Teks Sumber:

=====

Tanah sekitar Sungai Alih terlihat hitam, keras dan licin. Sebagian lembek seperti endapan lumpur batubara. Hilir Sungai Alih berada lebih rendah dibanding tanah sekitar. Saat musim banjir, tinggi air bisa sampai tiga meter lebih.

Aceng lalu berjalan menuju arah barat. Dia menunjukkan hamparan tanah kosong tempat PLTU menimbun sisa pembakaran batubara. Di pinggirnya, dibuat parit lebar lebih satu meter, dalam kira-kira satu meteran. Parit ini membatasi limbah batubara meluber ke sungai.

Aceng bilang parit itu belum lama dibuat. “Ini baru, sebelumnyo dak ado,” katanya.

“Sebelum parit ini dibuat, kalau hujan pastilah debu batubara lari ke sungai, makonyo banyak pohon mati,” kata Ramli, menduga.

“Lah tercemar baru dibuat parit.”

Aceng cerita, kala musim banjir daratan sekitar PLTU terendam, termasuk lapangan timbunan debu batubara. Tak lama, air akan mulai mengalir ke tempat rendah, melewati banyak celah dan sampai ke Sungai Alih.

Kami kembali melihat Sungai Alih. Agustus ini musim kemarau, air sungai terlihat kuning kemerahan, mengkilat seperti kena minyak. Penuh lumpur dan guguran daun. “Dulu air bening mas,” kata Aceng. “Sekarang keruh,” kata Ramli.

=====

Cuplikan Data:
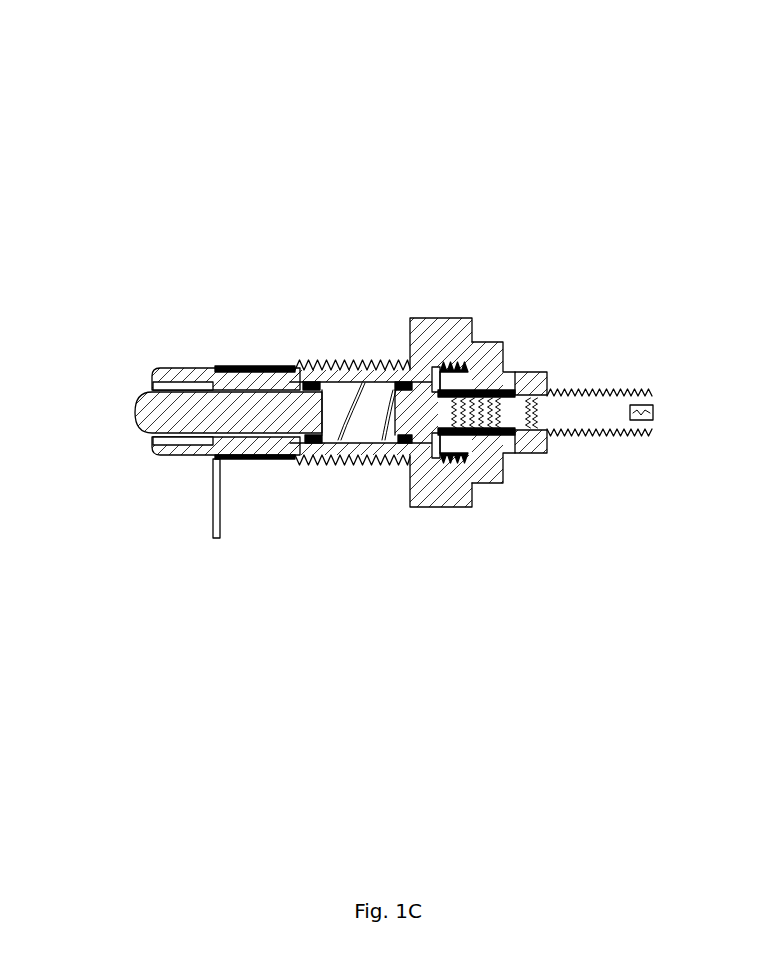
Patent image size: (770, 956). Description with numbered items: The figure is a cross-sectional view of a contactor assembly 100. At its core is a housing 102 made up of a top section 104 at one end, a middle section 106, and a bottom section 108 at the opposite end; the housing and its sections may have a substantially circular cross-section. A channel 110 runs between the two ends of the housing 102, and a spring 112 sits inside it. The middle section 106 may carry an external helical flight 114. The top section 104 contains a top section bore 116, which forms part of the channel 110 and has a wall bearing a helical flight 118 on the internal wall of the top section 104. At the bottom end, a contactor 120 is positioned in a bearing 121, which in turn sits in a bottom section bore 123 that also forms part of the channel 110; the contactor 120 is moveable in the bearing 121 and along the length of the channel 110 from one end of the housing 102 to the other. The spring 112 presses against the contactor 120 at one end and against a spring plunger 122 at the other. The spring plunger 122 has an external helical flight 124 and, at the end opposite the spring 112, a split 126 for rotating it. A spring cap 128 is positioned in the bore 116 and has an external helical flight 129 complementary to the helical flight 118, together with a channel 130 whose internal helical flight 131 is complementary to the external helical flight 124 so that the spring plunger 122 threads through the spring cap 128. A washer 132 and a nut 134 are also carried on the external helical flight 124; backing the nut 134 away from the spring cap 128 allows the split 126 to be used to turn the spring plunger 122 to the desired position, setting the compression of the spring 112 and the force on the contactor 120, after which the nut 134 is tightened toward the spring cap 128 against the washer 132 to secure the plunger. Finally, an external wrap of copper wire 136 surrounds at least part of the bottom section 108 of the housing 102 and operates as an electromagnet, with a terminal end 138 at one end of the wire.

=====

Tujuan Tugas:
1 - Menurut teks tentang Sungai Alih, setinggi apa air bisa naik saat musim banjir?
2 - Lanjutkan teks tentang Sungai Alih setelah kalimat terakhirnya.

Tugas Terjawab:
1 - Tiga meter lebih.

2 -
Aceng menancapkan ranting pohon ke dalam sungai, menunjukkan seberapa dalam endapan lumpur. Ranting sepanjang hampir satu meter itu terbenam lebih dari separuh. Dia juga bilang Sungai Alih sekarang menyempit, karena banyak lumpur masuk ke sungai.

“Dulu agak lebar dari ini.” Aceng mengira-ngira lebar sekitar satu meter lagi dari pinggir sungai.

Di Jambi, saya bertemu dengan Sukmal Fahri, dosen Kesehatan Lingkungan Politeknik Kementerian Kesehatan Jambi. Saya menunjukkan sebuah foto tanah berlumpur yang saya ambil 4 Agustus lalu.

Menurut dia, kematian banyak pohon di sekitar Sungai Alih bisa karena unsur hara pohon tertutup batubara. Akibatnya, tanaman menjadi kerdil, rusak bahkan mati.

“Karena di situ unsur hara miskin, hingga yang diserap akar bukan humus-humus tanah yang diperlukan untuk pertumbuhan, tapi kadar sulfur yang bersifat asam,” katanya.

Hadrah, dosen Teknik Lingkungan di Universitas Batanghari, Jambi, juga berpendapat sama. Alumnus Institut Teknologi Bandung ini menduga unsur nitrogen, fosfor, kalium, karbon, hidrogen, oksigen yang dibutuhkan pohon untuk tumbuh terhambat.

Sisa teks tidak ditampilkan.